* **Objective**
Reproduce the material verbatim from its first line through the line containing "- data-label: 100.00%: [126, 200, 172, 212]", including both of those lines.

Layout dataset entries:
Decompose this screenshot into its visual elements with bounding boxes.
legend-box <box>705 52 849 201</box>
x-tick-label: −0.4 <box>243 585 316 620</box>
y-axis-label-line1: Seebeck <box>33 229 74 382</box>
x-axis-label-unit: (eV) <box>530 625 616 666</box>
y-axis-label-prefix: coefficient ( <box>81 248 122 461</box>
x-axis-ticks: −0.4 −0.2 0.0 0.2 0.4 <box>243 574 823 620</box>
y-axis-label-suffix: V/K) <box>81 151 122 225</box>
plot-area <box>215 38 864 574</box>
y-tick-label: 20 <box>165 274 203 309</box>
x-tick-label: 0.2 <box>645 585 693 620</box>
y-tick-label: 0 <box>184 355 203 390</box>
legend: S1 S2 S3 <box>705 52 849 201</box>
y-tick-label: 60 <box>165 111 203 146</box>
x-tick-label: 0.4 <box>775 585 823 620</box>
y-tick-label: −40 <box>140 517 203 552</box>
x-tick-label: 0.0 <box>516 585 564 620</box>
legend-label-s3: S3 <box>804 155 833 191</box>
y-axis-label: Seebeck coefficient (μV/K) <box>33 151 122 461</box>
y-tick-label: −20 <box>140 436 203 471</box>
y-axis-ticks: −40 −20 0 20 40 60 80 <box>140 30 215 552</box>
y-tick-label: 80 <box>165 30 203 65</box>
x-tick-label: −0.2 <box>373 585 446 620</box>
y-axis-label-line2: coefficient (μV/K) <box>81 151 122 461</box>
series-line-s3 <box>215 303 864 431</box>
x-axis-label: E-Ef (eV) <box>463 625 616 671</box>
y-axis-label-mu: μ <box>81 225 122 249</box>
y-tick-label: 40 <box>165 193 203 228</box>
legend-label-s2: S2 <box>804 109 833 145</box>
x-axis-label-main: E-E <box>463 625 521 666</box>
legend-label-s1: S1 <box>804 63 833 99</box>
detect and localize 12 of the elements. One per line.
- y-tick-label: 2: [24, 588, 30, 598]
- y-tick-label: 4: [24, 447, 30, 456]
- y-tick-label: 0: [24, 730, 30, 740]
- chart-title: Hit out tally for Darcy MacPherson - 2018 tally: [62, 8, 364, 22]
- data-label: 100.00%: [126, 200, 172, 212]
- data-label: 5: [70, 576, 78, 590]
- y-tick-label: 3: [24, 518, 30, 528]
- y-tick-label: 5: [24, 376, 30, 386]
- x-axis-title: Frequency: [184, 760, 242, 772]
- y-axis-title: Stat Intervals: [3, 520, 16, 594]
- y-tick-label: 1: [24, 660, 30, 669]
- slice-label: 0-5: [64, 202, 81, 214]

* **Complete output**
Decompose this screenshot into its visual elements with bounding boxes.
legend-box <box>705 52 849 201</box>
x-tick-label: −0.4 <box>243 585 316 620</box>
y-axis-label-line1: Seebeck <box>33 229 74 382</box>
x-axis-label-unit: (eV) <box>530 625 616 666</box>
y-axis-label-prefix: coefficient ( <box>81 248 122 461</box>
x-axis-ticks: −0.4 −0.2 0.0 0.2 0.4 <box>243 574 823 620</box>
y-axis-label-suffix: V/K) <box>81 151 122 225</box>
plot-area <box>215 38 864 574</box>
y-tick-label: 20 <box>165 274 203 309</box>
x-tick-label: 0.2 <box>645 585 693 620</box>
y-tick-label: 0 <box>184 355 203 390</box>
legend: S1 S2 S3 <box>705 52 849 201</box>
y-tick-label: 60 <box>165 111 203 146</box>
x-tick-label: 0.4 <box>775 585 823 620</box>
y-tick-label: −40 <box>140 517 203 552</box>
x-tick-label: 0.0 <box>516 585 564 620</box>
legend-label-s3: S3 <box>804 155 833 191</box>
y-axis-label: Seebeck coefficient (μV/K) <box>33 151 122 461</box>
y-tick-label: −20 <box>140 436 203 471</box>
y-axis-ticks: −40 −20 0 20 40 60 80 <box>140 30 215 552</box>
y-tick-label: 80 <box>165 30 203 65</box>
x-tick-label: −0.2 <box>373 585 446 620</box>
y-axis-label-line2: coefficient (μV/K) <box>81 151 122 461</box>
series-line-s3 <box>215 303 864 431</box>
x-axis-label: E-Ef (eV) <box>463 625 616 671</box>
y-axis-label-mu: μ <box>81 225 122 249</box>
y-tick-label: 40 <box>165 193 203 228</box>
legend-label-s2: S2 <box>804 109 833 145</box>
x-axis-label-main: E-E <box>463 625 521 666</box>
legend-label-s1: S1 <box>804 63 833 99</box>
detect and localize 12 of the elements. One per line.
- y-tick-label: 2: [24, 588, 30, 598]
- y-tick-label: 4: [24, 447, 30, 456]
- y-tick-label: 0: [24, 730, 30, 740]
- chart-title: Hit out tally for Darcy MacPherson - 2018 tally: [62, 8, 364, 22]
- data-label: 100.00%: [126, 200, 172, 212]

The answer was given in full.